Layout element entries
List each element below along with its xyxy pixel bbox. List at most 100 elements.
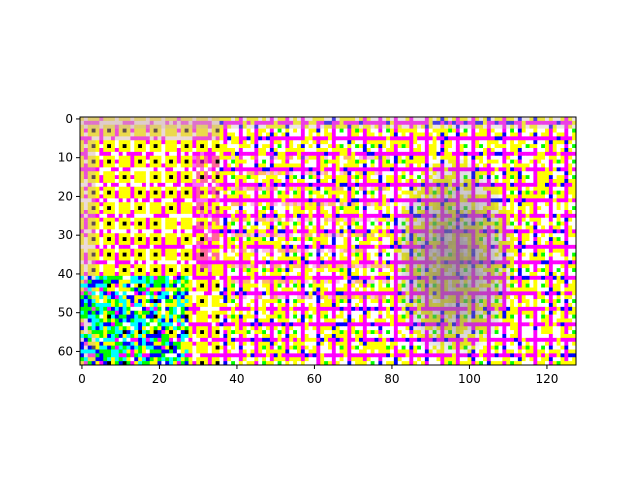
heatmap-cell	[200, 171, 205, 176]
heatmap-cell	[490, 248, 495, 253]
heatmap-cell	[486, 190, 492, 195]
heatmap-cell	[362, 190, 368, 195]
heatmap-cell	[483, 182, 488, 188]
heatmap-cell	[173, 136, 178, 141]
heatmap-cell	[444, 198, 449, 203]
heatmap-cell	[126, 256, 131, 261]
heatmap-cell	[107, 241, 112, 246]
heatmap-cell	[521, 182, 526, 188]
heatmap-cell	[95, 132, 100, 137]
heatmap-cell	[362, 167, 368, 172]
heatmap-cell	[417, 190, 422, 195]
heatmap-cell	[211, 136, 216, 141]
heatmap-cell	[173, 186, 178, 191]
heatmap-cell	[401, 144, 406, 149]
heatmap-cell	[467, 182, 472, 188]
heatmap-cell	[362, 128, 368, 133]
heatmap-cell	[440, 213, 445, 219]
heatmap-cell	[173, 194, 178, 199]
heatmap-cell	[459, 151, 464, 157]
heatmap-cell	[80, 136, 85, 141]
heatmap-cell	[83, 268, 89, 273]
heatmap-cell	[374, 194, 379, 199]
heatmap-cell	[568, 171, 573, 176]
heatmap-cell	[525, 175, 530, 180]
heatmap-cell	[173, 171, 178, 176]
heatmap-cell	[258, 210, 263, 215]
heatmap-cell	[471, 167, 476, 172]
heatmap-cell	[153, 128, 158, 133]
heatmap-cell	[444, 206, 449, 211]
heatmap-cell	[525, 256, 530, 261]
heatmap-cell	[572, 120, 577, 126]
heatmap-cell	[107, 248, 112, 253]
heatmap-cell	[227, 202, 232, 207]
heatmap-cell	[475, 140, 480, 145]
heatmap-cell	[393, 194, 399, 199]
heatmap-cell	[529, 124, 534, 129]
heatmap-cell	[122, 151, 127, 157]
heatmap-cell	[548, 132, 554, 137]
heatmap-cell	[432, 248, 437, 253]
heatmap-cell	[436, 136, 441, 141]
heatmap-cell	[560, 148, 565, 153]
heatmap-cell	[448, 120, 453, 126]
heatmap-cell	[130, 221, 135, 226]
heatmap-cell	[459, 221, 464, 226]
heatmap-cell	[556, 206, 561, 211]
heatmap-cell	[95, 210, 100, 215]
heatmap-cell	[537, 229, 542, 234]
heatmap-cell	[188, 175, 193, 180]
heatmap-cell	[289, 233, 294, 238]
heatmap-cell	[87, 217, 92, 222]
heatmap-cell	[424, 244, 430, 250]
heatmap-cell	[231, 260, 236, 265]
heatmap-cell	[184, 136, 189, 141]
heatmap-cell	[448, 256, 453, 261]
heatmap-cell	[285, 171, 290, 176]
heatmap-cell	[552, 225, 557, 230]
heatmap-cell	[486, 175, 492, 180]
heatmap-cell	[370, 140, 375, 145]
heatmap-cell	[475, 136, 480, 141]
heatmap-cell	[335, 163, 340, 168]
heatmap-cell	[374, 210, 379, 215]
heatmap-cell	[83, 186, 89, 191]
heatmap-cell	[289, 264, 294, 269]
heatmap-cell	[180, 140, 185, 145]
heatmap-cell	[331, 217, 337, 222]
heatmap-cell	[262, 237, 267, 242]
heatmap-cell	[483, 120, 488, 126]
heatmap-cell	[281, 213, 286, 219]
heatmap-cell	[103, 120, 108, 126]
heatmap-cell	[165, 202, 170, 207]
heatmap-cell	[560, 264, 565, 269]
heatmap-cell	[390, 252, 395, 257]
heatmap-cell	[227, 237, 232, 242]
heatmap-cell	[122, 206, 127, 211]
heatmap-cell	[142, 167, 147, 172]
heatmap-cell	[169, 159, 174, 164]
heatmap-cell	[467, 132, 472, 137]
heatmap-cell	[184, 221, 189, 226]
heatmap-cell	[498, 198, 503, 203]
heatmap-cell	[432, 140, 437, 145]
heatmap-cell	[91, 190, 96, 195]
heatmap-cell	[510, 128, 515, 133]
heatmap-cell	[359, 186, 364, 191]
heatmap-cell	[269, 144, 275, 149]
heatmap-cell	[521, 124, 526, 129]
heatmap-cell	[548, 171, 554, 176]
heatmap-cell	[560, 144, 565, 149]
heatmap-cell	[479, 155, 484, 160]
heatmap-cell	[444, 190, 449, 195]
heatmap-cell	[347, 186, 352, 191]
heatmap-cell	[390, 244, 395, 250]
heatmap-cell	[269, 252, 275, 257]
heatmap-cell	[347, 155, 352, 160]
heatmap-cell	[316, 260, 321, 265]
heatmap-cell	[556, 175, 561, 180]
heatmap-cell	[134, 132, 139, 137]
heatmap-cell	[157, 167, 162, 172]
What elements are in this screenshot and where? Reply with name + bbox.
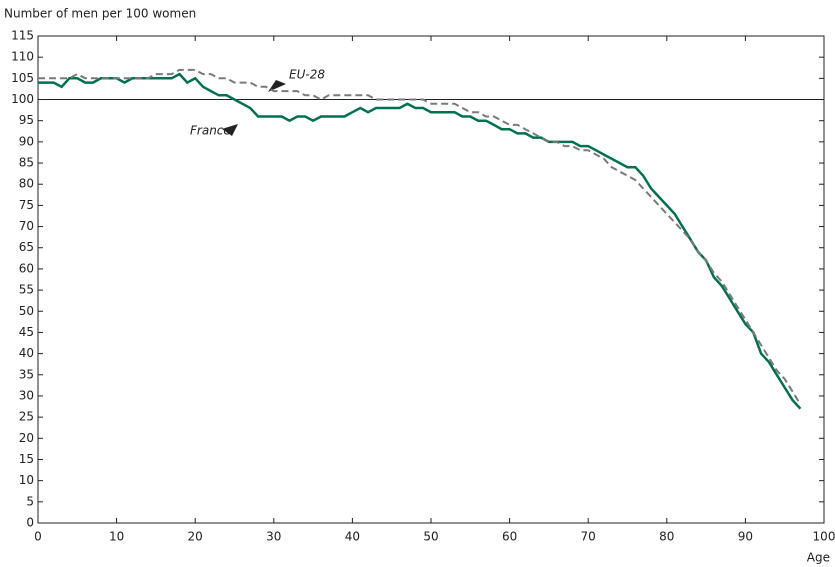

STATED EXERCISE >> Copy out, unchanged, the lines of the records that start with the one containing "171, 205, 176]" and run through the one containing "213, 445, 219]", both included.

EXERCISE RESULT >>
heatmap-cell	[200, 171, 205, 176]
heatmap-cell	[490, 248, 495, 253]
heatmap-cell	[486, 190, 492, 195]
heatmap-cell	[362, 190, 368, 195]
heatmap-cell	[483, 182, 488, 188]
heatmap-cell	[173, 136, 178, 141]
heatmap-cell	[444, 198, 449, 203]
heatmap-cell	[126, 256, 131, 261]
heatmap-cell	[107, 241, 112, 246]
heatmap-cell	[521, 182, 526, 188]
heatmap-cell	[95, 132, 100, 137]
heatmap-cell	[362, 167, 368, 172]
heatmap-cell	[417, 190, 422, 195]
heatmap-cell	[211, 136, 216, 141]
heatmap-cell	[173, 186, 178, 191]
heatmap-cell	[401, 144, 406, 149]
heatmap-cell	[467, 182, 472, 188]
heatmap-cell	[362, 128, 368, 133]
heatmap-cell	[440, 213, 445, 219]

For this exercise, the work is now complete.